▶ YOUR TASK
Without the pictures, set down every line of the data exactly.

(Dataset excerpt)
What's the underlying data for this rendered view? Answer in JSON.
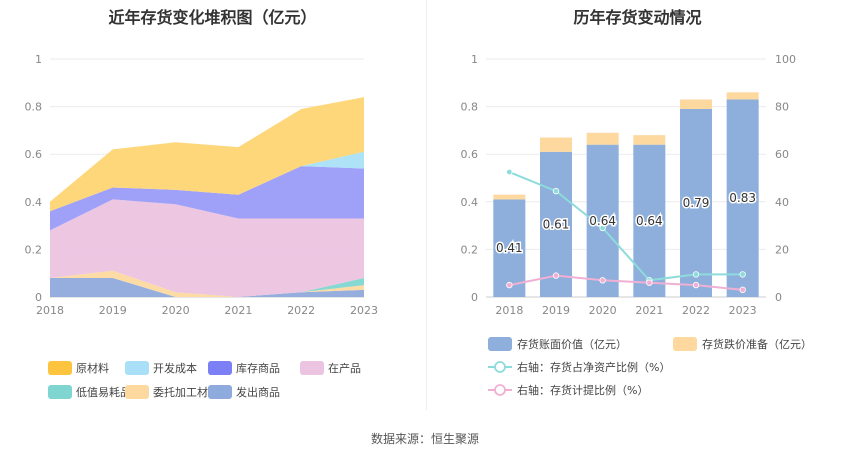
{
  "titles": {
    "left": "近年存货变化堆积图（亿元）",
    "right": "历年存货变动情况"
  },
  "source": "数据来源：恒生聚源",
  "chart_data": [
    {
      "type": "area",
      "stacked": true,
      "x": [
        "2018",
        "2019",
        "2020",
        "2021",
        "2022",
        "2023"
      ],
      "ylim": [
        0,
        1
      ],
      "yticks": [
        "0",
        "0.2",
        "0.4",
        "0.6",
        "0.8",
        "1"
      ],
      "grid": true,
      "legend_position": "bottom",
      "series": [
        {
          "name": "发出商品",
          "color": "#8faadc",
          "values": [
            0.08,
            0.08,
            0.0,
            0.0,
            0.02,
            0.03
          ]
        },
        {
          "name": "委托加工材料",
          "color": "#fdd9a0",
          "values": [
            0.0,
            0.03,
            0.02,
            0.0,
            0.0,
            0.02
          ]
        },
        {
          "name": "低值易耗品",
          "color": "#7fd6d0",
          "values": [
            0.0,
            0.0,
            0.0,
            0.0,
            0.0,
            0.03
          ]
        },
        {
          "name": "在产品",
          "color": "#ecc3e0",
          "values": [
            0.2,
            0.3,
            0.37,
            0.33,
            0.31,
            0.25
          ]
        },
        {
          "name": "库存商品",
          "color": "#9a9cf8",
          "values": [
            0.08,
            0.05,
            0.06,
            0.1,
            0.22,
            0.21
          ]
        },
        {
          "name": "开发成本",
          "color": "#a9e0f7",
          "values": [
            0.0,
            0.0,
            0.0,
            0.0,
            0.0,
            0.07
          ]
        },
        {
          "name": "原材料",
          "color": "#fdd573",
          "values": [
            0.04,
            0.16,
            0.2,
            0.2,
            0.24,
            0.23
          ]
        }
      ],
      "legend_order": [
        "原材料",
        "开发成本",
        "库存商品",
        "在产品",
        "低值易耗品",
        "委托加工材料",
        "发出商品"
      ],
      "legend_swatch": {
        "原材料": "#fdc440",
        "开发成本": "#a9e0f7",
        "库存商品": "#7d7ff5",
        "在产品": "#ecc3e0",
        "低值易耗品": "#7fd6d0",
        "委托加工材料": "#fdd9a0",
        "发出商品": "#8faadc"
      }
    },
    {
      "type": "bar",
      "stacked": true,
      "categories": [
        "2018",
        "2019",
        "2020",
        "2021",
        "2022",
        "2023"
      ],
      "ylim": [
        0,
        1
      ],
      "yticks": [
        "0",
        "0.2",
        "0.4",
        "0.6",
        "0.8",
        "1"
      ],
      "y2lim": [
        0,
        100
      ],
      "y2ticks": [
        "0",
        "20",
        "40",
        "60",
        "80",
        "100"
      ],
      "legend_position": "bottom",
      "series": [
        {
          "name": "存货账面价值（亿元）",
          "type": "bar",
          "color": "#8eaedb",
          "values": [
            0.41,
            0.61,
            0.64,
            0.64,
            0.79,
            0.83
          ],
          "labels": [
            "0.41",
            "0.61",
            "0.64",
            "0.64",
            "0.79",
            "0.83"
          ]
        },
        {
          "name": "存货跌价准备（亿元）",
          "type": "bar",
          "color": "#fdd9a0",
          "values": [
            0.02,
            0.06,
            0.05,
            0.04,
            0.04,
            0.03
          ]
        },
        {
          "name": "右轴：存货占净资产比例（%）",
          "type": "line",
          "axis": "right",
          "color": "#8ddbdb",
          "values": [
            52.5,
            44.5,
            29,
            7,
            9.5,
            9.5
          ]
        },
        {
          "name": "右轴：存货计提比例（%）",
          "type": "line",
          "axis": "right",
          "color": "#f0b0d4",
          "values": [
            5,
            9,
            7,
            6,
            5,
            3
          ]
        }
      ]
    }
  ]
}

▶ WRITTEN RESPONSE
What's the underlying data for this rendered view? Answer in JSON.
{
  "titles": {
    "left": "近年存货变化堆积图（亿元）",
    "right": "历年存货变动情况"
  },
  "source": "数据来源：恒生聚源",
  "chart_data": [
    {
      "type": "area",
      "stacked": true,
      "x": [
        "2018",
        "2019",
        "2020",
        "2021",
        "2022",
        "2023"
      ],
      "ylim": [
        0,
        1
      ],
      "yticks": [
        "0",
        "0.2",
        "0.4",
        "0.6",
        "0.8",
        "1"
      ],
      "grid": true,
      "legend_position": "bottom",
      "series": [
        {
          "name": "发出商品",
          "color": "#8faadc",
          "values": [
            0.08,
            0.08,
            0.0,
            0.0,
            0.02,
            0.03
          ]
        },
        {
          "name": "委托加工材料",
          "color": "#fdd9a0",
          "values": [
            0.0,
            0.03,
            0.02,
            0.0,
            0.0,
            0.02
          ]
        },
        {
          "name": "低值易耗品",
          "color": "#7fd6d0",
          "values": [
            0.0,
            0.0,
            0.0,
            0.0,
            0.0,
            0.03
          ]
        },
        {
          "name": "在产品",
          "color": "#ecc3e0",
          "values": [
            0.2,
            0.3,
            0.37,
            0.33,
            0.31,
            0.25
          ]
        },
        {
          "name": "库存商品",
          "color": "#9a9cf8",
          "values": [
            0.08,
            0.05,
            0.06,
            0.1,
            0.22,
            0.21
          ]
        },
        {
          "name": "开发成本",
          "color": "#a9e0f7",
          "values": [
            0.0,
            0.0,
            0.0,
            0.0,
            0.0,
            0.07
          ]
        },
        {
          "name": "原材料",
          "color": "#fdd573",
          "values": [
            0.04,
            0.16,
            0.2,
            0.2,
            0.24,
            0.23
          ]
        }
      ],
      "legend_order": [
        "原材料",
        "开发成本",
        "库存商品",
        "在产品",
        "低值易耗品",
        "委托加工材料",
        "发出商品"
      ],
      "legend_swatch": {
        "原材料": "#fdc440",
        "开发成本": "#a9e0f7",
        "库存商品": "#7d7ff5",
        "在产品": "#ecc3e0",
        "低值易耗品": "#7fd6d0",
        "委托加工材料": "#fdd9a0",
        "发出商品": "#8faadc"
      }
    },
    {
      "type": "bar",
      "stacked": true,
      "categories": [
        "2018",
        "2019",
        "2020",
        "2021",
        "2022",
        "2023"
      ],
      "ylim": [
        0,
        1
      ],
      "yticks": [
        "0",
        "0.2",
        "0.4",
        "0.6",
        "0.8",
        "1"
      ],
      "y2lim": [
        0,
        100
      ],
      "y2ticks": [
        "0",
        "20",
        "40",
        "60",
        "80",
        "100"
      ],
      "legend_position": "bottom",
      "series": [
        {
          "name": "存货账面价值（亿元）",
          "type": "bar",
          "color": "#8eaedb",
          "values": [
            0.41,
            0.61,
            0.64,
            0.64,
            0.79,
            0.83
          ],
          "labels": [
            "0.41",
            "0.61",
            "0.64",
            "0.64",
            "0.79",
            "0.83"
          ]
        },
        {
          "name": "存货跌价准备（亿元）",
          "type": "bar",
          "color": "#fdd9a0",
          "values": [
            0.02,
            0.06,
            0.05,
            0.04,
            0.04,
            0.03
          ]
        },
        {
          "name": "右轴：存货占净资产比例（%）",
          "type": "line",
          "axis": "right",
          "color": "#8ddbdb",
          "values": [
            52.5,
            44.5,
            29,
            7,
            9.5,
            9.5
          ]
        },
        {
          "name": "右轴：存货计提比例（%）",
          "type": "line",
          "axis": "right",
          "color": "#f0b0d4",
          "values": [
            5,
            9,
            7,
            6,
            5,
            3
          ]
        }
      ]
    }
  ]
}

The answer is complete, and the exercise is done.